Extracted data entries
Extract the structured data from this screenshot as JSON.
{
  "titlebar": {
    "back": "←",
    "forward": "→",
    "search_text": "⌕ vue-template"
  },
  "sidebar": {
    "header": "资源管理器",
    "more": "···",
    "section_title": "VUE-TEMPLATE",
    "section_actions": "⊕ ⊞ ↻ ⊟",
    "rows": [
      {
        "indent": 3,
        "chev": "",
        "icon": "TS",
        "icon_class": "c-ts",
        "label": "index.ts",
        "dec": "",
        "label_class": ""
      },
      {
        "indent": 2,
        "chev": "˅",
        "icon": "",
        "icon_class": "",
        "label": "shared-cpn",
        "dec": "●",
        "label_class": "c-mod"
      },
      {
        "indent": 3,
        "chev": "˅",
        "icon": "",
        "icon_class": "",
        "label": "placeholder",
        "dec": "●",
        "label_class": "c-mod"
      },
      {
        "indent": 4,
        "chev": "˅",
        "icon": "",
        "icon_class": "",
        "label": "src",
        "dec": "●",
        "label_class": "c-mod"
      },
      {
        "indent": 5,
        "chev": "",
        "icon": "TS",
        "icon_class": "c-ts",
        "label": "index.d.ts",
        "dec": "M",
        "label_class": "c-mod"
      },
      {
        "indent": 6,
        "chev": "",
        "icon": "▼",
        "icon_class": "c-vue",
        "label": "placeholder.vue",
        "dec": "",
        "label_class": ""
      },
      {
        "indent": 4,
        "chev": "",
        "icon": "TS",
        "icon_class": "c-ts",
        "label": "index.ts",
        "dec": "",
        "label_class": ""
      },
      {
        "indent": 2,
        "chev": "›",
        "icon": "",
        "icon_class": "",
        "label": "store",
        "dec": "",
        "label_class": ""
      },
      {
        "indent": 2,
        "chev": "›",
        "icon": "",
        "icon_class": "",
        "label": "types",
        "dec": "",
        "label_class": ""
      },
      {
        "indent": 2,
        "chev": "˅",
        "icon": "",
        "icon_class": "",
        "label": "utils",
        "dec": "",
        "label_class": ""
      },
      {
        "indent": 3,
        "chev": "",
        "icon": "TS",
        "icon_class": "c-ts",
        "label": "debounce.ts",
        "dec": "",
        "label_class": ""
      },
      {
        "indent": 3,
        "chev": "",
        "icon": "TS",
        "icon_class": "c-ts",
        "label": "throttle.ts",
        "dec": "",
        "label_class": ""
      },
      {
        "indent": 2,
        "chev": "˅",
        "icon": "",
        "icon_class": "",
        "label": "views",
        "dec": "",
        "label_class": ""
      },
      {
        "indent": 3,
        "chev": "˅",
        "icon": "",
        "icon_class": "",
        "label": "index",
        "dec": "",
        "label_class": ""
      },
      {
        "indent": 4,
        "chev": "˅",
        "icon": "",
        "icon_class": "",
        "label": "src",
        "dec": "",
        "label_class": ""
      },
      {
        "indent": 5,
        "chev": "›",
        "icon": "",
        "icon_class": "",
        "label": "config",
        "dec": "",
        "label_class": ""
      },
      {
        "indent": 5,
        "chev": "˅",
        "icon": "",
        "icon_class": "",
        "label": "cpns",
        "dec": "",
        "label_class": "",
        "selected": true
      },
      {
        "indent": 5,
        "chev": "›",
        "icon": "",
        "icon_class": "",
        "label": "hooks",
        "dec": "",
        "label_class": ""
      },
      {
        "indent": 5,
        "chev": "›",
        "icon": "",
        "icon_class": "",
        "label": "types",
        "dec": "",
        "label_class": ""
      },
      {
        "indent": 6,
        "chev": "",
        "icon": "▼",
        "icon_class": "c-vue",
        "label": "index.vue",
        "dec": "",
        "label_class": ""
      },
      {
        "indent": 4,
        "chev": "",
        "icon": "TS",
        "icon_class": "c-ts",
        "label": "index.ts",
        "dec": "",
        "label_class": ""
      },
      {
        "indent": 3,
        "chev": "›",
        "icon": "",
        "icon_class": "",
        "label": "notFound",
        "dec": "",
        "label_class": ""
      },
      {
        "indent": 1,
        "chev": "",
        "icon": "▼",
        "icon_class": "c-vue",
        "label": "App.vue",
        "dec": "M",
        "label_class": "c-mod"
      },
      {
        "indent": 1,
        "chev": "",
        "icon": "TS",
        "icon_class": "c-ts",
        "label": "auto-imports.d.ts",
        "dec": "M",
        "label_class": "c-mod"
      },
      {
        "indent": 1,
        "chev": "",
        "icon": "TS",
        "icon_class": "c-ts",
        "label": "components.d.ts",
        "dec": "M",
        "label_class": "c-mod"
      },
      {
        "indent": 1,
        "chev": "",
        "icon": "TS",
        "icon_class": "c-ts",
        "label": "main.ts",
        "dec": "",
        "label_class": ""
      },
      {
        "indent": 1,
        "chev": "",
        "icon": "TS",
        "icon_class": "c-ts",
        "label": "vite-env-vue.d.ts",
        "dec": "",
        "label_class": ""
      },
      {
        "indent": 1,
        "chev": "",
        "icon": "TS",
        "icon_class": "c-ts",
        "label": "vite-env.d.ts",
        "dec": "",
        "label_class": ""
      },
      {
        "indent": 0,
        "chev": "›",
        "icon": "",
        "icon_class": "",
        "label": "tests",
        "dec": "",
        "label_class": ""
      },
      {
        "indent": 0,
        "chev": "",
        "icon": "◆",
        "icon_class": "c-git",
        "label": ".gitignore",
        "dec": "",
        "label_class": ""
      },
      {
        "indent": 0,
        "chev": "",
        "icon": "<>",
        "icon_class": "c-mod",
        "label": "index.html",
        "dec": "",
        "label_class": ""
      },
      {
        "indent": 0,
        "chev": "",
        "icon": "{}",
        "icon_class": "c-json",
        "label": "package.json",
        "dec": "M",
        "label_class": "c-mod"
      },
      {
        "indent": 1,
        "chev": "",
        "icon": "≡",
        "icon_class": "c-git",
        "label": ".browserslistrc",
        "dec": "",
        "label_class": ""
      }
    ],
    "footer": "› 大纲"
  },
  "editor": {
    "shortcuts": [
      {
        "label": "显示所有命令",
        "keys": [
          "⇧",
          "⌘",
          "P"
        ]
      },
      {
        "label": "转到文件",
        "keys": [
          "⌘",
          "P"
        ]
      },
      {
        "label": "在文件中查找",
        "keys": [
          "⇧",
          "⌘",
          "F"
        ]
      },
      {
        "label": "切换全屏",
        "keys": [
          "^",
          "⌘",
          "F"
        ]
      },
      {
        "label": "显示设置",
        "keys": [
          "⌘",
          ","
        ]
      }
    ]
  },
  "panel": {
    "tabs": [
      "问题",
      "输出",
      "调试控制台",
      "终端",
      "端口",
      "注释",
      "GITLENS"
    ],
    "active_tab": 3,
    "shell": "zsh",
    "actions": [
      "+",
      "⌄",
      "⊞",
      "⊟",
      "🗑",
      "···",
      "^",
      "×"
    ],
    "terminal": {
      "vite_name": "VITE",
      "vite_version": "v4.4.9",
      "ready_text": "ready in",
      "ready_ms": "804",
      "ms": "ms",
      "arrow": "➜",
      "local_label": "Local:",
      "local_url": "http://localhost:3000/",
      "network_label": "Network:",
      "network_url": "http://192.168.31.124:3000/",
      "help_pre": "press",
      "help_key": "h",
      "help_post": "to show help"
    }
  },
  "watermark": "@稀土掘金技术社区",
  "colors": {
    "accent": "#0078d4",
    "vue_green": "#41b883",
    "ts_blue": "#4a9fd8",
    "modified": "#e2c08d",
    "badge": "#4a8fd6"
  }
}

WHAT IS REQUIRED — Which lines include "index"? Copy each of them out.

WRITTEN RESPONSE —
        "label": "index.ts",
        "label": "index.d.ts",
        "label": "index.ts",
        "label": "index",
        "label": "index.vue",
        "label": "index.ts",
        "label": "index.html",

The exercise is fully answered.